Problem details: Print every one of the following entries line for line, keeping each character unchanged.

Records for this exercise:
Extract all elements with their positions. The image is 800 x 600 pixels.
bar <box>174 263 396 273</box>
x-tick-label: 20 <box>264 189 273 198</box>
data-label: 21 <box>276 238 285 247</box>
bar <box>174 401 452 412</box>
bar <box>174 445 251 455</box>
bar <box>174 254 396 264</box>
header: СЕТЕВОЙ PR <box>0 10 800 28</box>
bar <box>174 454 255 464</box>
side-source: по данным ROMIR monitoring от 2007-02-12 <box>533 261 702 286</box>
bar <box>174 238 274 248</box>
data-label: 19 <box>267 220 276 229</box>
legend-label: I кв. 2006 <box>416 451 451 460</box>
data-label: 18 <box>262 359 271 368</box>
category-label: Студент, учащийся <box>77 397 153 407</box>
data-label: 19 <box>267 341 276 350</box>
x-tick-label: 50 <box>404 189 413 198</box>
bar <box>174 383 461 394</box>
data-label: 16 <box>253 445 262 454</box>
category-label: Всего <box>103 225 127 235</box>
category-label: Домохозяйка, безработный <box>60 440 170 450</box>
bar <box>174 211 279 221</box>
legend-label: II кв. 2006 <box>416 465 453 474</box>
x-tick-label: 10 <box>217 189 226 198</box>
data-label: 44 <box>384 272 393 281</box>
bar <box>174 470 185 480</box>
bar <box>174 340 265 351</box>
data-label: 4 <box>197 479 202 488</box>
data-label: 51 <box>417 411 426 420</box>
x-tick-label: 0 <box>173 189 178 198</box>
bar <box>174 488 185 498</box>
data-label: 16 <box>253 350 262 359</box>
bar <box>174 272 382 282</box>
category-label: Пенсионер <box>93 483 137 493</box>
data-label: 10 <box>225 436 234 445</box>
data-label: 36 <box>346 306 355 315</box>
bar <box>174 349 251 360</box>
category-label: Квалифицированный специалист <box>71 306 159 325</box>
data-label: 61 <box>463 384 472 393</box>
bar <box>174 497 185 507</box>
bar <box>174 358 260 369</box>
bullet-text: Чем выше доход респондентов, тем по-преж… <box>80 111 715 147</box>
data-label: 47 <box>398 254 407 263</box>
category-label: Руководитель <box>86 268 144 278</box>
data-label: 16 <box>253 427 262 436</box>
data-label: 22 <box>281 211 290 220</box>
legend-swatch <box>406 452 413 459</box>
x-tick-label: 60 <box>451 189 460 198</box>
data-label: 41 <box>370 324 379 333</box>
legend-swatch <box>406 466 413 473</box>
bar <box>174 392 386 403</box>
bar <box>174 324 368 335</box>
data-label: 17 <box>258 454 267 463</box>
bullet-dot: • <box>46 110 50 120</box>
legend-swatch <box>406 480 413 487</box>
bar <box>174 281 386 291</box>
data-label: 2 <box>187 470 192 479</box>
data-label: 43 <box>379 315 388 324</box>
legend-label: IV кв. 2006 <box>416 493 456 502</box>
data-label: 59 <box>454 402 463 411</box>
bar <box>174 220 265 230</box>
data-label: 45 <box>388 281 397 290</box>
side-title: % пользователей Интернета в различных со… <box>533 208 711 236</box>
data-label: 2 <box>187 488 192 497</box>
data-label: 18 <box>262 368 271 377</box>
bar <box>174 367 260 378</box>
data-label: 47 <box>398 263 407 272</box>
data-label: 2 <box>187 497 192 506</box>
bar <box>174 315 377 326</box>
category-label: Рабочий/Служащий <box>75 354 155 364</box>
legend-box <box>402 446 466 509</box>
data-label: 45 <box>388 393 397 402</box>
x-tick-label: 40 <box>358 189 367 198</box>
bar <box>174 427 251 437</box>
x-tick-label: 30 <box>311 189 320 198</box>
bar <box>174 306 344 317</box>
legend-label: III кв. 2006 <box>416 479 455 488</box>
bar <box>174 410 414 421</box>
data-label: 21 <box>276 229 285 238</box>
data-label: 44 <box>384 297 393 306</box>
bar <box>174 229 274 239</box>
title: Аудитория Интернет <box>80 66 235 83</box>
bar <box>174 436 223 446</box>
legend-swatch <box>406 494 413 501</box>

Exercise result:
Extract all elements with their positions. The image is 800 x 600 pixels.
bar <box>174 263 396 273</box>
x-tick-label: 20 <box>264 189 273 198</box>
data-label: 21 <box>276 238 285 247</box>
bar <box>174 401 452 412</box>
bar <box>174 445 251 455</box>
bar <box>174 254 396 264</box>
header: СЕТЕВОЙ PR <box>0 10 800 28</box>
bar <box>174 454 255 464</box>
side-source: по данным ROMIR monitoring от 2007-02-12 <box>533 261 702 286</box>
bar <box>174 238 274 248</box>
data-label: 19 <box>267 220 276 229</box>
legend-label: I кв. 2006 <box>416 451 451 460</box>
data-label: 18 <box>262 359 271 368</box>
category-label: Студент, учащийся <box>77 397 153 407</box>
data-label: 19 <box>267 341 276 350</box>
x-tick-label: 50 <box>404 189 413 198</box>
bar <box>174 383 461 394</box>
data-label: 16 <box>253 445 262 454</box>
category-label: Всего <box>103 225 127 235</box>
category-label: Домохозяйка, безработный <box>60 440 170 450</box>
bar <box>174 211 279 221</box>
legend-label: II кв. 2006 <box>416 465 453 474</box>
x-tick-label: 10 <box>217 189 226 198</box>
data-label: 44 <box>384 272 393 281</box>
bar <box>174 470 185 480</box>
bar <box>174 340 265 351</box>
data-label: 4 <box>197 479 202 488</box>
data-label: 51 <box>417 411 426 420</box>
x-tick-label: 0 <box>173 189 178 198</box>
bar <box>174 488 185 498</box>
data-label: 16 <box>253 350 262 359</box>
bar <box>174 272 382 282</box>
category-label: Пенсионер <box>93 483 137 493</box>
data-label: 10 <box>225 436 234 445</box>
data-label: 36 <box>346 306 355 315</box>
bar <box>174 349 251 360</box>
category-label: Квалифицированный специалист <box>71 306 159 325</box>
data-label: 61 <box>463 384 472 393</box>
bar <box>174 497 185 507</box>
bar <box>174 358 260 369</box>
bullet-text: Чем выше доход респондентов, тем по-преж… <box>80 111 715 147</box>
data-label: 47 <box>398 254 407 263</box>
category-label: Руководитель <box>86 268 144 278</box>
data-label: 16 <box>253 427 262 436</box>
data-label: 22 <box>281 211 290 220</box>
legend-swatch <box>406 452 413 459</box>
x-tick-label: 60 <box>451 189 460 198</box>
data-label: 41 <box>370 324 379 333</box>
legend-swatch <box>406 466 413 473</box>
bar <box>174 392 386 403</box>
bar <box>174 324 368 335</box>
data-label: 17 <box>258 454 267 463</box>
bullet-dot: • <box>46 110 50 120</box>
legend-swatch <box>406 480 413 487</box>
bar <box>174 281 386 291</box>
data-label: 2 <box>187 470 192 479</box>
data-label: 43 <box>379 315 388 324</box>
legend-label: IV кв. 2006 <box>416 493 456 502</box>
data-label: 59 <box>454 402 463 411</box>
bar <box>174 220 265 230</box>
data-label: 45 <box>388 281 397 290</box>
side-title: % пользователей Интернета в различных со… <box>533 208 711 236</box>
data-label: 2 <box>187 488 192 497</box>
data-label: 18 <box>262 368 271 377</box>
bar <box>174 367 260 378</box>
data-label: 47 <box>398 263 407 272</box>
data-label: 2 <box>187 497 192 506</box>
bar <box>174 315 377 326</box>
category-label: Рабочий/Служащий <box>75 354 155 364</box>
legend-box <box>402 446 466 509</box>
data-label: 45 <box>388 393 397 402</box>
x-tick-label: 40 <box>358 189 367 198</box>
bar <box>174 427 251 437</box>
x-tick-label: 30 <box>311 189 320 198</box>
bar <box>174 306 344 317</box>
legend-label: III кв. 2006 <box>416 479 455 488</box>
bar <box>174 410 414 421</box>
data-label: 21 <box>276 229 285 238</box>
data-label: 44 <box>384 297 393 306</box>
bar <box>174 229 274 239</box>
title: Аудитория Интернет <box>80 66 235 83</box>
bar <box>174 436 223 446</box>
legend-swatch <box>406 494 413 501</box>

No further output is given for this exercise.